-- BEGIN DOCUMENT PASSAGE --
How God wants to be worshiped: participation in the Church’s liturgy

For three days last week, I participated in the International Eucharistic Congress in Guadalajara, Mexico. These Congresses are held every four or five years around the world. The first to be held in the United States took place in Chicago in 1926, when Cardinal Mundelein was Archbishop of Chicago. The Guadalajara Eucharistic Congress launched the Year of the Eucharist for the whole Catholic world, a year of grace to last from this October to October, 2005, and culminating in a Synod on the Eucharist in Rome. (See story, Page 5.)

The Congress was well prepared in all the parishes of the Archdiocese of Guadalajara, which counts five million Catholics and has over 400 seminarians in theology studies. It’s a diocese that dates back to 1537 and is, therefore, almost 300 years older than the Archdiocese of Chicago. Catechesis on the Eucharist was intense in the parishes throughout the past year. All the parishes celebrated their children’s first Holy Communion on October 9, just before the Congress began. During the Congress, a daily catechesis by a visiting cardinal was followed by witness talks. I spoke Saturday on “The Eucharist: Source of Evangelization.” The previous Thursday, there was a Mass in a field just outside the city, and then the Blessed Sacrament was carried in procession to the cathedral. The procession took five hours and about five million people participated. There were evenings dedicated to adoration of the Blessed Sacrament in parish centers designated for particular language groups. There was a youth rally Saturday evening. Confessions were heard on almost every occasion. It was a glorious mixture of learning, adoration of the Blessed Sacrament and celebration of the Mass. The faith was so strongly expressed that one could almost touch it.

Active participation in the liturgy is the soul of participation in the life of the Church. The Church exists first of all to worship God, and to do so as He wants to be worshiped. Our worship of the Father is possible because we are “in Christ” through baptism and faith. In actively participating in the liturgy, we cooperate personally with what Christ seeks to do for us and through us. In the celebration of the Eucharist, Jesus Christ is the one who acts as both priest and victim, the one offering and the one being offered or sacrificed. To his self-sacrifice, we join our own, our very selves.

There is an “objectivity” about the liturgy because it starts with Christ, not with our religious experience. The Catholic liturgy is the action of Christ himself, made visible and shared through the sacramental action of the Church. Its basic symbol system comes to us from the apostles, and the Church is not free to change it. If one uses running sand or flowing beer to baptize rather than water, there is no sacramental action; no baptism takes place. If one witnesses “marriage” vows between two men or two women rather than between a man and a woman, there is no sacramental action; no marriage takes place. If one “consecrates” cornbread or chocolate cake rather than bread made from wheat, there is no sacramental action; no Mass is celebrated. If one uses peanut oil or grape jelly rather than chrism to confirm, there is no sacramental action; Confirmation has not taken place. The sacramental signs make visible the action of the risen Lord, and the Church is not free to change them. Since religion is a purely personal project for many today, this confession of limits to what we can do liturgically infuriates from time to time. But those who argue about the essentials of the sacraments are arguing with Christ, not with the Church.
-- END DOCUMENT PASSAGE --
TASKS TO COMPLETE:
- A) Answer these questions from the Eucharistic Congress column:
(i) In what city and year was the first Eucharistic Congress in the United States held?
(ii) How many seminarians in theology studies does the Archdiocese of Guadalajara have?
(iii) How long did the procession of the Blessed Sacrament to the cathedral take?
- B) Does each statement agree with the Eucharistic Congress column? Answer yes or no, and quote the words that decide it.
(i) The Year of the Eucharist culminates in a Synod in Rome.
(ii) The Archdiocese of Guadalajara is younger than the Archdiocese of Chicago.
(iii) The youth rally took place on Thursday evening.
- C) Write the next part of the Eucharistic Congress column, picking up after its final sentence.
The rows that come after this column are separate material and have no connection to it.
-- BEGIN SUPPLIED ENTRIES --
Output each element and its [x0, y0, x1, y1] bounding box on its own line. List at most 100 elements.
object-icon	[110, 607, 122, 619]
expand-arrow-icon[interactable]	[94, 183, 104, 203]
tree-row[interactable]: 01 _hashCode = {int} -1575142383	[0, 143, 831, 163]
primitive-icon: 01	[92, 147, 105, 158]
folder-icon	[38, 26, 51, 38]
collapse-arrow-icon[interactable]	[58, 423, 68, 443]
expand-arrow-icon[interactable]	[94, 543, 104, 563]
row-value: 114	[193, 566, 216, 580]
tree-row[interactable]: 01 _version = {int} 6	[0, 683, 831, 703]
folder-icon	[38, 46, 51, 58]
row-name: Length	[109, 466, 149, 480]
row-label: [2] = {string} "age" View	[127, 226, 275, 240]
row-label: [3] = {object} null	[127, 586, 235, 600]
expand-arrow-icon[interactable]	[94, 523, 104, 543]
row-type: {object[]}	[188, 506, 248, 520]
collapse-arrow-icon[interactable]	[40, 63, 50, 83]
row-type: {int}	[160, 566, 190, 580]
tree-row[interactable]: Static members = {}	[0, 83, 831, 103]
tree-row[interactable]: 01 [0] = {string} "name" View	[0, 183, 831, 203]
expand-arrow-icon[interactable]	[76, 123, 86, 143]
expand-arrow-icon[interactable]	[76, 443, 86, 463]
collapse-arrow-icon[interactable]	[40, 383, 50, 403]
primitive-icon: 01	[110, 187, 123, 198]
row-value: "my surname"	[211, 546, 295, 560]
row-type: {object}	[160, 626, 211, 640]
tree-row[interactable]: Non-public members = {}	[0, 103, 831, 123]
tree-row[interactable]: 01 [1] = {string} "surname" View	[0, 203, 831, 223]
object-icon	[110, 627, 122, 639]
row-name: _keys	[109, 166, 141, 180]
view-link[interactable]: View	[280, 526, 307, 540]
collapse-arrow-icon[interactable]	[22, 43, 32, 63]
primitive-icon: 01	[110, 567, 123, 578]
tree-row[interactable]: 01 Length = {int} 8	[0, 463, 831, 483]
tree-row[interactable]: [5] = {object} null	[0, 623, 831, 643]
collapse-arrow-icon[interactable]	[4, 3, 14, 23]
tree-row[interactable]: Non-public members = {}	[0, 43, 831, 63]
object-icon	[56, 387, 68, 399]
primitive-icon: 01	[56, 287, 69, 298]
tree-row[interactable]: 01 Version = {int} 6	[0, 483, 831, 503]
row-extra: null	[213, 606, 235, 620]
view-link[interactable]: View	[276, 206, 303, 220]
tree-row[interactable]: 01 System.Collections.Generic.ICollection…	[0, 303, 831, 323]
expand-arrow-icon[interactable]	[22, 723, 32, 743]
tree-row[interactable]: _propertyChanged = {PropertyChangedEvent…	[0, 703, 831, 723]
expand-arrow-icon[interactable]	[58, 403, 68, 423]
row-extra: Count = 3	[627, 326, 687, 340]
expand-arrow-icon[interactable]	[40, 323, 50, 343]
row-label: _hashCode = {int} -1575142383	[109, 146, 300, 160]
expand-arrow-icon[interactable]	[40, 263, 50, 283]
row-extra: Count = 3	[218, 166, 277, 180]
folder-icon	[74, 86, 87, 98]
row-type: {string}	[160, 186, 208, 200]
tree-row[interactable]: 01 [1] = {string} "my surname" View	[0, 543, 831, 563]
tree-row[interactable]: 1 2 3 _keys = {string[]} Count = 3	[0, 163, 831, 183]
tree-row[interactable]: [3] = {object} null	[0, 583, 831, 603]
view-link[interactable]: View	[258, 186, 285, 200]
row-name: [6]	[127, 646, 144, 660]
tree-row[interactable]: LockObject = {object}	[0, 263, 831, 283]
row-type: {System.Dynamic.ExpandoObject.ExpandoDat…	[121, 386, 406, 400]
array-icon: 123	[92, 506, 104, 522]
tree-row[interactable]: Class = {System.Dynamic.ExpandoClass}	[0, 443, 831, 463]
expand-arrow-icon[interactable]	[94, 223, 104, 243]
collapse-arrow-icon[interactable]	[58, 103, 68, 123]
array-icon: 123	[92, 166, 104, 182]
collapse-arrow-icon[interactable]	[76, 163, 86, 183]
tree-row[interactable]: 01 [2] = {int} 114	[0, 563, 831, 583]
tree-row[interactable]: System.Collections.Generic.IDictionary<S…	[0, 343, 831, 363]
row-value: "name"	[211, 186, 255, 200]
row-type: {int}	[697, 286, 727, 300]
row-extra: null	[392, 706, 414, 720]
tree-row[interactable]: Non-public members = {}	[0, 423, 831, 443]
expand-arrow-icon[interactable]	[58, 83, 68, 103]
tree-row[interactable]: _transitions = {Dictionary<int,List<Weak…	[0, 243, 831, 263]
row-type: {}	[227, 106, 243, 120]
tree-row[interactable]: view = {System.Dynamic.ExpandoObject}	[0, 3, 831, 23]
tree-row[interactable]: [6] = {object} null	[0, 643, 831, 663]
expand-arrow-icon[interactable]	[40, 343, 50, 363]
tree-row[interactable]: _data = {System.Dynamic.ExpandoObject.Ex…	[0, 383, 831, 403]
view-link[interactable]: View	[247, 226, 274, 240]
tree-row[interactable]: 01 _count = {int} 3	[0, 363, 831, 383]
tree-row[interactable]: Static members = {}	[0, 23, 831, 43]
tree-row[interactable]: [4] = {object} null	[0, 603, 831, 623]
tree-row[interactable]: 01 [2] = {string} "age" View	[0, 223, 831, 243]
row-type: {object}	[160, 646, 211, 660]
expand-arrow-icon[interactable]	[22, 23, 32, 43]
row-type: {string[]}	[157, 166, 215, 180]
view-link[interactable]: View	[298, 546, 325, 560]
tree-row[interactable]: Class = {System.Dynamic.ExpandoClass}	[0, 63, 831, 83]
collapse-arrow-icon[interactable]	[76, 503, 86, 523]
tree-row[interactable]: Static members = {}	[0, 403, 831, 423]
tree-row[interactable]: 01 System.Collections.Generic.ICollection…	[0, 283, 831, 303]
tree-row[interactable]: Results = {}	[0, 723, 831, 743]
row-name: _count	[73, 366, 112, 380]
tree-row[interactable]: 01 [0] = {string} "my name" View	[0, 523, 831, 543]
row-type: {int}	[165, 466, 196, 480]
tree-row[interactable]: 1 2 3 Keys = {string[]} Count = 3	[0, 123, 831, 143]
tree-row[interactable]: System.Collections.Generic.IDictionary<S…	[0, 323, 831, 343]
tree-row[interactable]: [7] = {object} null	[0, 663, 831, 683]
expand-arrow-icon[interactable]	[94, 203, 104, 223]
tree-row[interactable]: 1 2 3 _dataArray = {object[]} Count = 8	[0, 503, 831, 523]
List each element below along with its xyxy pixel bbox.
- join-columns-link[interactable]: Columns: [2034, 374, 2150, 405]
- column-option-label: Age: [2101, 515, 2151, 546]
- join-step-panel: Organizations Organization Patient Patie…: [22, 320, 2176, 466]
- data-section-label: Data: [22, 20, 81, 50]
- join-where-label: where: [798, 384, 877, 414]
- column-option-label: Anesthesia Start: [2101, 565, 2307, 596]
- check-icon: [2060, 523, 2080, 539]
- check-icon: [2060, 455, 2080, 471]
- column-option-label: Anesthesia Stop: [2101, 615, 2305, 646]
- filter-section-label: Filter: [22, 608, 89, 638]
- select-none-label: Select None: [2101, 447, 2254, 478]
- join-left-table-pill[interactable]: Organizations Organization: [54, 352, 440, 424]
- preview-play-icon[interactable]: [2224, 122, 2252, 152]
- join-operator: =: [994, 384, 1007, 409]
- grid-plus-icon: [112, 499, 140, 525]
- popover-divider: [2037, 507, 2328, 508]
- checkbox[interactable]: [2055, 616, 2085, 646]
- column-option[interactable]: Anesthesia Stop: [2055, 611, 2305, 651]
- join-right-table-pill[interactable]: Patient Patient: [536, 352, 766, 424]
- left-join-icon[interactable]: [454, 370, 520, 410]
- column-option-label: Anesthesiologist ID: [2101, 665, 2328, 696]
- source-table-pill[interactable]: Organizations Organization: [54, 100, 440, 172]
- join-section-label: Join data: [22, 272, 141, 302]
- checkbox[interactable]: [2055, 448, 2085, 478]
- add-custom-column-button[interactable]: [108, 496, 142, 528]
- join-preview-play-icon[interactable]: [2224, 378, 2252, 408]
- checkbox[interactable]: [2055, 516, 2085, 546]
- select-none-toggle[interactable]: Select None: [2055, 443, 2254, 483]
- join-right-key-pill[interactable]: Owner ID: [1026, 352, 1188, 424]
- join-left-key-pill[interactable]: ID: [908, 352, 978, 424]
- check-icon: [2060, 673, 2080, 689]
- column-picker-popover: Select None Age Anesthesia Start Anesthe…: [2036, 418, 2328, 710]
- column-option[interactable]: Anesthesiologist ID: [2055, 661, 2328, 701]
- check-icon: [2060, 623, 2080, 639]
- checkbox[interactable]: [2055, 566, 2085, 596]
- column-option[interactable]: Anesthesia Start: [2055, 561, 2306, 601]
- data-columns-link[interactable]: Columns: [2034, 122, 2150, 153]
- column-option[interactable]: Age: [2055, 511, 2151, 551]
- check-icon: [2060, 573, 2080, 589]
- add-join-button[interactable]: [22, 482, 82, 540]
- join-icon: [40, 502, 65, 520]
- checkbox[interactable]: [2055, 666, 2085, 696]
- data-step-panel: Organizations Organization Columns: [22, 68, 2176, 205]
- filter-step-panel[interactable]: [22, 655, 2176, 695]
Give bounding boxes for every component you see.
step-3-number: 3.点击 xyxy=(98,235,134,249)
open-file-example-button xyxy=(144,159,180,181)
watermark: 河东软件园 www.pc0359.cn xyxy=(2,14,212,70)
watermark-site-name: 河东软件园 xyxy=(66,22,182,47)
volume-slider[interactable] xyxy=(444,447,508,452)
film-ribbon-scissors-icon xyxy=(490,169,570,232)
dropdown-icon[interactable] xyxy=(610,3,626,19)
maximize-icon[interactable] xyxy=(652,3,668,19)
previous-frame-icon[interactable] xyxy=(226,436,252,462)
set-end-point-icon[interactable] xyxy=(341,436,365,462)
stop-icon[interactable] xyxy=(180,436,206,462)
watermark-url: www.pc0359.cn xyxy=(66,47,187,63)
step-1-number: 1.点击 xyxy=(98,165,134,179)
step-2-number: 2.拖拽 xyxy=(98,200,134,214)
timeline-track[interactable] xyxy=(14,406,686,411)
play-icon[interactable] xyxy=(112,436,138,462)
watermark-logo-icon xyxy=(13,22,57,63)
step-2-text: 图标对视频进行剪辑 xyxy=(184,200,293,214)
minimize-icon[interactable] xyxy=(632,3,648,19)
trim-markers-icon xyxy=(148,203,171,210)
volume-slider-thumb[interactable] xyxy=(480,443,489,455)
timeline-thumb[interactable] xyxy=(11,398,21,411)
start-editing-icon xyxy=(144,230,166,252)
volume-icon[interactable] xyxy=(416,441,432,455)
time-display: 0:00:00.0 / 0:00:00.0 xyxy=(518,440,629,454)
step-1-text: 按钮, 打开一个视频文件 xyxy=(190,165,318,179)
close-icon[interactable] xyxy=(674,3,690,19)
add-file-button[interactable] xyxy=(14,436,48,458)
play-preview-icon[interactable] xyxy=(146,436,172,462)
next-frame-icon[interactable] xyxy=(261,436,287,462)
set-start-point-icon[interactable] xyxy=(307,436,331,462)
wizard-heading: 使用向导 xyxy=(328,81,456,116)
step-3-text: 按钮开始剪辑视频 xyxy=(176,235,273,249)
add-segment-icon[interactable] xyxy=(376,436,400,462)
-- END SUPPLIED ENTRIES --
EXERCISE RESULTS:
- A)
(i) Chicago, in 1926.
(ii) Over 400.
(iii) Five hours.

- B)
(i) Yes: "culminating in a Synod on the Eucharist in Rome."
(ii) No: "almost 300 years older than the Archdiocese of Chicago."
(iii) No: "There was a youth rally Saturday evening."

- C)
There is also, however, a “subjectivity” about the liturgy, because Christ calls us to cooperate with him in his actions. We participate in that which only the Lord can do; we take part in his action in order to become “one body, one spirit in Christ.” In the liturgy we are brought into contact with the saving work of Christ made present under the sacramental signs. There, God’s grace transforms us into Christ’s own likeness. Our response to Christ’s action, the kernel of our active participation in the liturgy, is twofold: we adore and we obey. In and through adoration, we respond to the infinite God who is our creator and redeemer. Through obedience, we accept and allow the God whom we adore to shape our personal existence in the pattern of his love.

The liturgy involves us with Christ’s action in union with all those who are his disciples, living and dead. Sacred art often depicts the saints who have gone before us in faith and whose feasts are marked in the liturgical calendar. Liturgical art gives us beautiful crucifixes, splendidly crafted chalices and other objects needed for worship. Music lifts our voices and our hearts to God. Christ’s actions are made present in the sacramental rites; our faith is made visible in the art and music and architecture that surround them.

Participation in the liturgy is “an exercise of faith and of the baptismal dignity.” (Redemptionis sacramentum, 37). Participation in the liturgy is an act of faith and presupposes that one shares the Catholic faith. Participation means “to offer ourselves as a living and holy sacrifice pleasing to God.” Worship always means self-sacrifice, because it entails surrendering ourselves to the Lord on his terms. Christian worship does this by incorporating disciples of Christ into his own self-sacrifice for our salvation. People generally understand that a relationship always entails self-sacrifice; and a relationship with God entails nothing less than self-surrender. This is the basis for the full, active, conscious participation, interior, exterior and sacramental, of all in the celebration of the liturgy.

I was grateful to be in Guadalajara for three days of the International Eucharistic Congress, and I look forward to celebrating the Year of the Eucharist here in the Archdiocese. Our celebration will be fully participatory as we grow in our understanding of the nature of the liturgy. Such growth in understanding, in an Archdiocese where much work has gone into the liturgical renewal over the last several decades, depends on good liturgical catechesis, on the work of our Archdiocesan Office of Worship, directed by Mr. Todd Williamson, and on the priests and deacons and lay faithful in each of our parishes.

Along with the faithful who participate in the Eucharist, the world itself is changed each time the Mass is celebrated. To those who give themselves wholeheartedly to encourage all to participate actively in the liturgy of the Church, as Christ would have us celebrate it, I am most grateful. God bless you.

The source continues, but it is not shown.